++++ Data listing ++++

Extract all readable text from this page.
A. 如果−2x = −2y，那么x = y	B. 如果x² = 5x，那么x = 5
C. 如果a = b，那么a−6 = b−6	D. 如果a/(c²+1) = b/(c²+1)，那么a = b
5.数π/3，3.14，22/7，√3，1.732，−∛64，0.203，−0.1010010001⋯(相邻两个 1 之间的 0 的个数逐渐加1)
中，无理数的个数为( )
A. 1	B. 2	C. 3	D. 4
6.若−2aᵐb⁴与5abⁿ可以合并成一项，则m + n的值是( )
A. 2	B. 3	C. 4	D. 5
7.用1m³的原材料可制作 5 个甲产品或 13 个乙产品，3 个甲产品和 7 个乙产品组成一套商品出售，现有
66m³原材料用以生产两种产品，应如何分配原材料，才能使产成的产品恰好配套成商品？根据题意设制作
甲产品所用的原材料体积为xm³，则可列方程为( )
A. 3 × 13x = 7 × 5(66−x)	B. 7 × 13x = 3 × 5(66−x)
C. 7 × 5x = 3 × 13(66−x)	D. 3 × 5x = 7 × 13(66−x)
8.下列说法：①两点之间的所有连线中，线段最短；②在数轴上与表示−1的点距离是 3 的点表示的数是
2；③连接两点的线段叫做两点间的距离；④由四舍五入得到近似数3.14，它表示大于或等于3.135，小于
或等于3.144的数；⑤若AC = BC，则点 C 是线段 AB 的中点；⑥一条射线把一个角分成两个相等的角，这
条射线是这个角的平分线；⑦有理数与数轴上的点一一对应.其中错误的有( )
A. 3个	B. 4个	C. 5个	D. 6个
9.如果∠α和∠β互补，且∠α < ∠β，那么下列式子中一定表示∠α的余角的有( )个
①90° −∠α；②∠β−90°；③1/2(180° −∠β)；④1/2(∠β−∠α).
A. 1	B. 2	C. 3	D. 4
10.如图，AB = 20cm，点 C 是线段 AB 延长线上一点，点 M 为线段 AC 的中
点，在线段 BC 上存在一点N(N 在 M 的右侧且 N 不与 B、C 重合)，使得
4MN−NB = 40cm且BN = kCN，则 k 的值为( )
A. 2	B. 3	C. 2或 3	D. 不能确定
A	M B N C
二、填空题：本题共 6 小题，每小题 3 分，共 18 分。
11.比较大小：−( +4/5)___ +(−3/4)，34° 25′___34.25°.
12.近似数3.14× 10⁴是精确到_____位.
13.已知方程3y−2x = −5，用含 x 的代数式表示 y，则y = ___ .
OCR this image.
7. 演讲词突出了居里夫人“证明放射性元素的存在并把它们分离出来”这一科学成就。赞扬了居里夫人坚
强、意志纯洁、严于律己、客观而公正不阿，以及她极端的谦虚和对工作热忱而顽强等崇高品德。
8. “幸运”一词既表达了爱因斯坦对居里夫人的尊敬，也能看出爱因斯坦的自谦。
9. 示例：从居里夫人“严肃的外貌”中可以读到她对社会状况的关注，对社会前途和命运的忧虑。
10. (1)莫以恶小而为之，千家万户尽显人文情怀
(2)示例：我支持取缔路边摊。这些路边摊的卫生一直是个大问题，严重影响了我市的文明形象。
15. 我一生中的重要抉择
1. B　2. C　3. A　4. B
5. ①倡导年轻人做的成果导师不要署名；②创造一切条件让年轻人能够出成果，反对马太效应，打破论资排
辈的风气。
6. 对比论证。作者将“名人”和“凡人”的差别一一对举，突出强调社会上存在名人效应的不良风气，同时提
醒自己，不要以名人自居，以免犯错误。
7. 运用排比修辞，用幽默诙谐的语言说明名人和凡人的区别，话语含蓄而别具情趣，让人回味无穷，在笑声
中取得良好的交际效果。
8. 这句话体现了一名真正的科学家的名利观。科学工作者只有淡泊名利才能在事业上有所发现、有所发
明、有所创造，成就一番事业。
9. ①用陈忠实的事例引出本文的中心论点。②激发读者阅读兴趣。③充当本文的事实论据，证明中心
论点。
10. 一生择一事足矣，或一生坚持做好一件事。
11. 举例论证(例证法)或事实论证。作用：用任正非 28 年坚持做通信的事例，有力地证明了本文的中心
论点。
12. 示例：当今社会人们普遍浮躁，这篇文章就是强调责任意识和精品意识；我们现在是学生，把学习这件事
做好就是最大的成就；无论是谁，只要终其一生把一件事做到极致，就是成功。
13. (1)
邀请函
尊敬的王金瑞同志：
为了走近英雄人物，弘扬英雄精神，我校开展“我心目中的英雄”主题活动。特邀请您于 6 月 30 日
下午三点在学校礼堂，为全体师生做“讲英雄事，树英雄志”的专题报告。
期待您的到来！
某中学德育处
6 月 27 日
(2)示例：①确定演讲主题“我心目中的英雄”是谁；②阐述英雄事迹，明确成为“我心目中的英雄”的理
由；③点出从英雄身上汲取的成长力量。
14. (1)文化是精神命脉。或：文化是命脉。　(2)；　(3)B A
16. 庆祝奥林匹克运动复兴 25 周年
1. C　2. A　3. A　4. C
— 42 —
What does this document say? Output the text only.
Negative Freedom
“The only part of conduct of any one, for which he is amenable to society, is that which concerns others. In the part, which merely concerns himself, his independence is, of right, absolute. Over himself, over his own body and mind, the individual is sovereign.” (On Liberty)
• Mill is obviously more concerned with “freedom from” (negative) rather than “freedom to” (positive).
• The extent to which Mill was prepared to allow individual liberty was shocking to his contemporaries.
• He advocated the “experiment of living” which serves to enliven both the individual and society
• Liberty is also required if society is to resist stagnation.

++++

All entries must be repeated verbatim.

Extract all readable text from this page.
A. 如果−2x = −2y，那么x = y	B. 如果x² = 5x，那么x = 5
C. 如果a = b，那么a−6 = b−6	D. 如果a/(c²+1) = b/(c²+1)，那么a = b
5.数π/3，3.14，22/7，√3，1.732，−∛64，0.203，−0.1010010001⋯(相邻两个 1 之间的 0 的个数逐渐加1)
中，无理数的个数为( )
A. 1	B. 2	C. 3	D. 4
6.若−2aᵐb⁴与5abⁿ可以合并成一项，则m + n的值是( )
A. 2	B. 3	C. 4	D. 5
7.用1m³的原材料可制作 5 个甲产品或 13 个乙产品，3 个甲产品和 7 个乙产品组成一套商品出售，现有
66m³原材料用以生产两种产品，应如何分配原材料，才能使产成的产品恰好配套成商品？根据题意设制作
甲产品所用的原材料体积为xm³，则可列方程为( )
A. 3 × 13x = 7 × 5(66−x)	B. 7 × 13x = 3 × 5(66−x)
C. 7 × 5x = 3 × 13(66−x)	D. 3 × 5x = 7 × 13(66−x)
8.下列说法：①两点之间的所有连线中，线段最短；②在数轴上与表示−1的点距离是 3 的点表示的数是
2；③连接两点的线段叫做两点间的距离；④由四舍五入得到近似数3.14，它表示大于或等于3.135，小于
或等于3.144的数；⑤若AC = BC，则点 C 是线段 AB 的中点；⑥一条射线把一个角分成两个相等的角，这
条射线是这个角的平分线；⑦有理数与数轴上的点一一对应.其中错误的有( )
A. 3个	B. 4个	C. 5个	D. 6个
9.如果∠α和∠β互补，且∠α < ∠β，那么下列式子中一定表示∠α的余角的有( )个
①90° −∠α；②∠β−90°；③1/2(180° −∠β)；④1/2(∠β−∠α).
A. 1	B. 2	C. 3	D. 4
10.如图，AB = 20cm，点 C 是线段 AB 延长线上一点，点 M 为线段 AC 的中
点，在线段 BC 上存在一点N(N 在 M 的右侧且 N 不与 B、C 重合)，使得
4MN−NB = 40cm且BN = kCN，则 k 的值为( )
A. 2	B. 3	C. 2或 3	D. 不能确定
A	M B N C
二、填空题：本题共 6 小题，每小题 3 分，共 18 分。
11.比较大小：−( +4/5)___ +(−3/4)，34° 25′___34.25°.
12.近似数3.14× 10⁴是精确到_____位.
13.已知方程3y−2x = −5，用含 x 的代数式表示 y，则y = ___ .
OCR this image.
7. 演讲词突出了居里夫人“证明放射性元素的存在并把它们分离出来”这一科学成就。赞扬了居里夫人坚
强、意志纯洁、严于律己、客观而公正不阿，以及她极端的谦虚和对工作热忱而顽强等崇高品德。
8. “幸运”一词既表达了爱因斯坦对居里夫人的尊敬，也能看出爱因斯坦的自谦。
9. 示例：从居里夫人“严肃的外貌”中可以读到她对社会状况的关注，对社会前途和命运的忧虑。
10. (1)莫以恶小而为之，千家万户尽显人文情怀
(2)示例：我支持取缔路边摊。这些路边摊的卫生一直是个大问题，严重影响了我市的文明形象。
15. 我一生中的重要抉择
1. B　2. C　3. A　4. B
5. ①倡导年轻人做的成果导师不要署名；②创造一切条件让年轻人能够出成果，反对马太效应，打破论资排
辈的风气。
6. 对比论证。作者将“名人”和“凡人”的差别一一对举，突出强调社会上存在名人效应的不良风气，同时提
醒自己，不要以名人自居，以免犯错误。
7. 运用排比修辞，用幽默诙谐的语言说明名人和凡人的区别，话语含蓄而别具情趣，让人回味无穷，在笑声
中取得良好的交际效果。
8. 这句话体现了一名真正的科学家的名利观。科学工作者只有淡泊名利才能在事业上有所发现、有所发
明、有所创造，成就一番事业。
9. ①用陈忠实的事例引出本文的中心论点。②激发读者阅读兴趣。③充当本文的事实论据，证明中心
论点。
10. 一生择一事足矣，或一生坚持做好一件事。
11. 举例论证(例证法)或事实论证。作用：用任正非 28 年坚持做通信的事例，有力地证明了本文的中心
论点。
12. 示例：当今社会人们普遍浮躁，这篇文章就是强调责任意识和精品意识；我们现在是学生，把学习这件事
做好就是最大的成就；无论是谁，只要终其一生把一件事做到极致，就是成功。
13. (1)
邀请函
尊敬的王金瑞同志：
为了走近英雄人物，弘扬英雄精神，我校开展“我心目中的英雄”主题活动。特邀请您于 6 月 30 日
下午三点在学校礼堂，为全体师生做“讲英雄事，树英雄志”的专题报告。
期待您的到来！
某中学德育处
6 月 27 日
(2)示例：①确定演讲主题“我心目中的英雄”是谁；②阐述英雄事迹，明确成为“我心目中的英雄”的理
由；③点出从英雄身上汲取的成长力量。
14. (1)文化是精神命脉。或：文化是命脉。　(2)；　(3)B A
16. 庆祝奥林匹克运动复兴 25 周年
1. C　2. A　3. A　4. C
— 42 —
What does this document say? Output the text only.
Negative Freedom
“The only part of conduct of any one, for which he is amenable to society, is that which concerns others. In the part, which merely concerns himself, his independence is, of right, absolute. Over himself, over his own body and mind, the individual is sovereign.” (On Liberty)
• Mill is obviously more concerned with “freedom from” (negative) rather than “freedom to” (positive).
• The extent to which Mill was prepared to allow individual liberty was shocking to his contemporaries.
• He advocated the “experiment of living” which serves to enliven both the individual and society
• Liberty is also required if society is to resist stagnation.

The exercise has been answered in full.